- _EXERCISE PROMPT_:
Count how many lines contain the word "tehdä". Respond with the number alone.

+---+

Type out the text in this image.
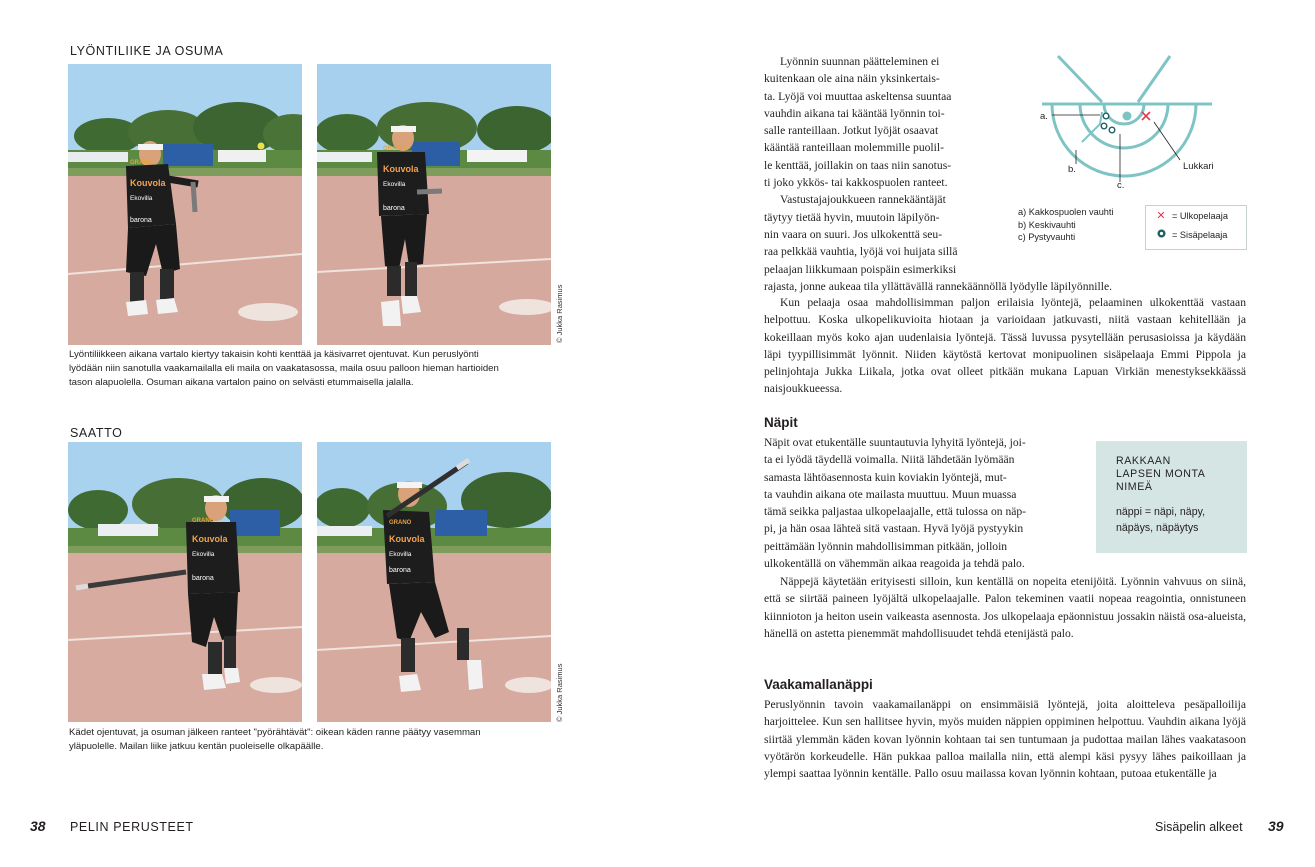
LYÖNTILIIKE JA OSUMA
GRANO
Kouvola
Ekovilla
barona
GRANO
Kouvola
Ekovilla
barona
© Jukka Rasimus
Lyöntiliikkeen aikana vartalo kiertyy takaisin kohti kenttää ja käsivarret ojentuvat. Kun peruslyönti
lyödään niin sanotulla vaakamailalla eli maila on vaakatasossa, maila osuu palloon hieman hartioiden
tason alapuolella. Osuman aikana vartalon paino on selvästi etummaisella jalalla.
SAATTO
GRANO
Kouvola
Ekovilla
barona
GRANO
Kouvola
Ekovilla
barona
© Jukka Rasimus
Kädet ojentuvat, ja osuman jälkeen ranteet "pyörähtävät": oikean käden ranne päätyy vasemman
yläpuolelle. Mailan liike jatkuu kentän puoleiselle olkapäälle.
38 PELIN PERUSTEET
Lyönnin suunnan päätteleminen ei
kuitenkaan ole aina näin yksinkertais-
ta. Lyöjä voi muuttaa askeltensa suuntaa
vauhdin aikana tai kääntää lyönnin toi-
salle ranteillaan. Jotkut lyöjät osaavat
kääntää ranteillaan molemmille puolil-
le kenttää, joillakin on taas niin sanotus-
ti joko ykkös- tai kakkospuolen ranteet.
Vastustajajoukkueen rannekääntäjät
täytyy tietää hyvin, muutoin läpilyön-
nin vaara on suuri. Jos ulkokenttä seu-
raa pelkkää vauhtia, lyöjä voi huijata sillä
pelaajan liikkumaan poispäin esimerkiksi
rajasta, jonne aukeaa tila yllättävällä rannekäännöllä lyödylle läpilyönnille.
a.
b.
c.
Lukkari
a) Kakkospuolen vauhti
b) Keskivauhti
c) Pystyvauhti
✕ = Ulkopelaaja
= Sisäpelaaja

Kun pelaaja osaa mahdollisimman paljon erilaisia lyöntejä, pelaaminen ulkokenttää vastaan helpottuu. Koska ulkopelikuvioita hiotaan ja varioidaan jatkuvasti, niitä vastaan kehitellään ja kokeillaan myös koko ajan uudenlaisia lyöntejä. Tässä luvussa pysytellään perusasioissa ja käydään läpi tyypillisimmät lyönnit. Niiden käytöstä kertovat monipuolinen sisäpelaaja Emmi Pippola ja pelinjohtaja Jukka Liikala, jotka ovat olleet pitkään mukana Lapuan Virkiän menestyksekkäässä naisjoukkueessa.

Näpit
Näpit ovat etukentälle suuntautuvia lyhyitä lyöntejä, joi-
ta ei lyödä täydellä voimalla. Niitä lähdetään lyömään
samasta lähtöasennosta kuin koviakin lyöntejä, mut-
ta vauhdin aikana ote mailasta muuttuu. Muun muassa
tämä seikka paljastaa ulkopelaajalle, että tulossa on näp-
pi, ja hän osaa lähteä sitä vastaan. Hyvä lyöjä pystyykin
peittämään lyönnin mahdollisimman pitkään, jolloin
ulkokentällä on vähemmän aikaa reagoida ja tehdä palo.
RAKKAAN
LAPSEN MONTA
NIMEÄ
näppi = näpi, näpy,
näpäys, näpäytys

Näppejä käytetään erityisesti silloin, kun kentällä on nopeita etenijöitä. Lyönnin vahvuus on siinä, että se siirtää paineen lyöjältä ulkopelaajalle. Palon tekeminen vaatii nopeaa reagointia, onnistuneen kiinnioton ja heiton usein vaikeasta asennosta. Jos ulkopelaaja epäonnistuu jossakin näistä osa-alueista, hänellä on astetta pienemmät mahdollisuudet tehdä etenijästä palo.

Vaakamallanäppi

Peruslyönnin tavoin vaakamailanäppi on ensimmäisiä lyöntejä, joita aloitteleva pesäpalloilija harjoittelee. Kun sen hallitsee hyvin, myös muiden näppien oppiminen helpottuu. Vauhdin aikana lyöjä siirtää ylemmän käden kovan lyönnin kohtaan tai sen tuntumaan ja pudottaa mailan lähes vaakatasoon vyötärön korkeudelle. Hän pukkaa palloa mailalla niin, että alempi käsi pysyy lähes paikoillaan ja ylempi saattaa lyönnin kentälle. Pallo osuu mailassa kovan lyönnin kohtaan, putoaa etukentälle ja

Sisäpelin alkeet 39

+---+

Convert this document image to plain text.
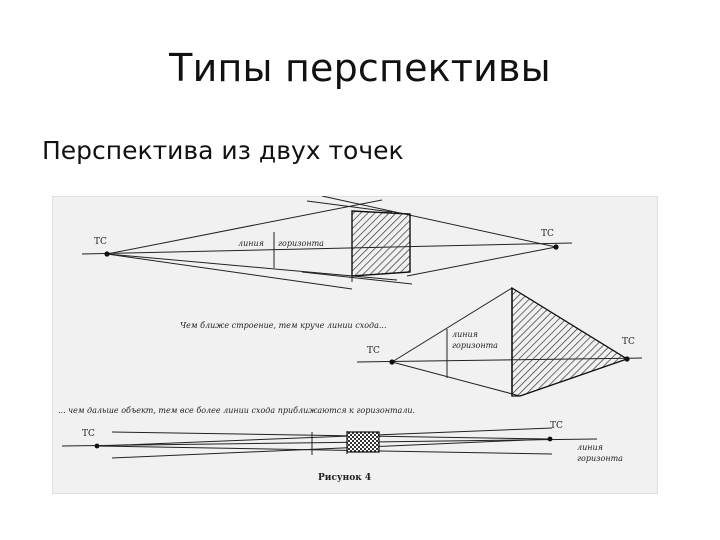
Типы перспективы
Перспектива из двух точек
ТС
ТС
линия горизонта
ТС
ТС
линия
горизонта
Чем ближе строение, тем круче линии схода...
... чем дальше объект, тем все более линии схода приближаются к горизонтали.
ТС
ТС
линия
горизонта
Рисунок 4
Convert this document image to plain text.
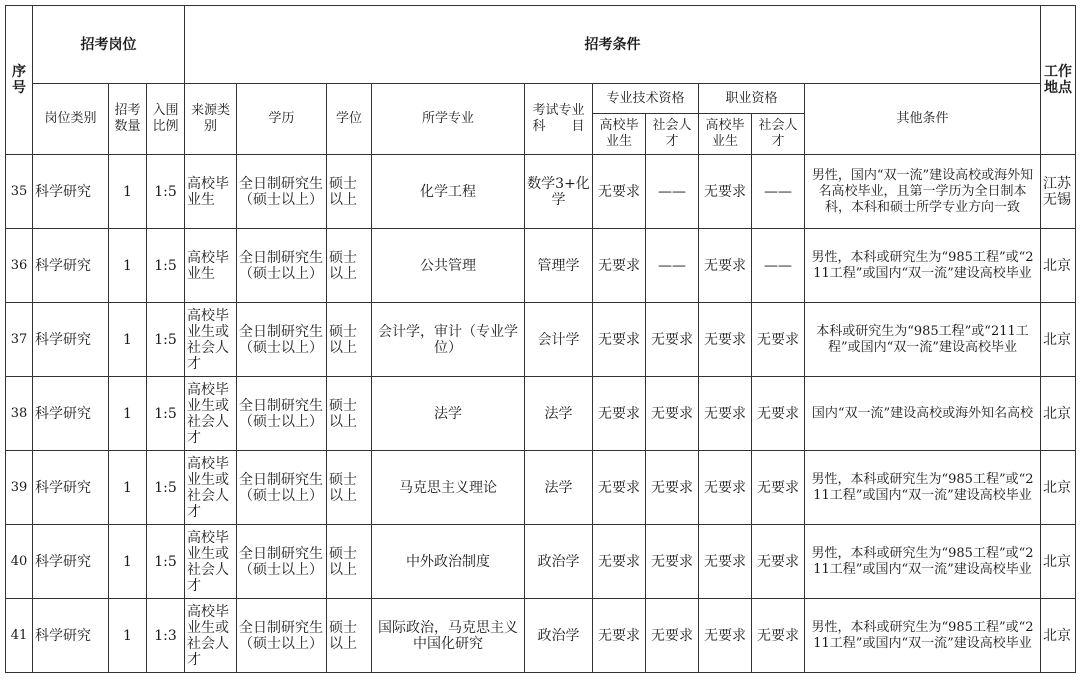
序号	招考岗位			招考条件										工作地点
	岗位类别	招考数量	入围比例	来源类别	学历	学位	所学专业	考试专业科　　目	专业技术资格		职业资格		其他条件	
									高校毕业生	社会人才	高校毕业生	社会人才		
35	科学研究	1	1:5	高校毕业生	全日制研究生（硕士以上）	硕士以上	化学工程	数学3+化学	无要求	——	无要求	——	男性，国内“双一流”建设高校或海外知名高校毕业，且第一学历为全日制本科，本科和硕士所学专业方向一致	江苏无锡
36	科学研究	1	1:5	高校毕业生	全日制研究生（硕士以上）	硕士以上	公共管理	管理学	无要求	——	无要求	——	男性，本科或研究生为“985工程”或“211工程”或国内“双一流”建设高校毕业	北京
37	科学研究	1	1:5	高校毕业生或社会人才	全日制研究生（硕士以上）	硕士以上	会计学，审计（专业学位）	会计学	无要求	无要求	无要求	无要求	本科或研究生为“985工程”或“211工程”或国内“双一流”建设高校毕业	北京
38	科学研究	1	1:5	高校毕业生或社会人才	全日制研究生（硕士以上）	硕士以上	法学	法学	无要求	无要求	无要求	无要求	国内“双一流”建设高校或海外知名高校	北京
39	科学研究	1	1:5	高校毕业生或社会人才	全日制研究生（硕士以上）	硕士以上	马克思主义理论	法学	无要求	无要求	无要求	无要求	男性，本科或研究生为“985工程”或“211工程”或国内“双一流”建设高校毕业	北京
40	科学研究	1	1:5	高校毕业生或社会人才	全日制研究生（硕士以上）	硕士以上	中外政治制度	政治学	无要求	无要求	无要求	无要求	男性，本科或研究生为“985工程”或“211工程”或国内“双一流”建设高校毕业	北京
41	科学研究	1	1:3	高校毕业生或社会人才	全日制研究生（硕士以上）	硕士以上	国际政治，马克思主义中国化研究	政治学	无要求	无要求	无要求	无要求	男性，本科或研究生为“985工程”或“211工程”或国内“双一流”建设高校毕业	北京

+---+

- _EXPECTED ANSWER_:
2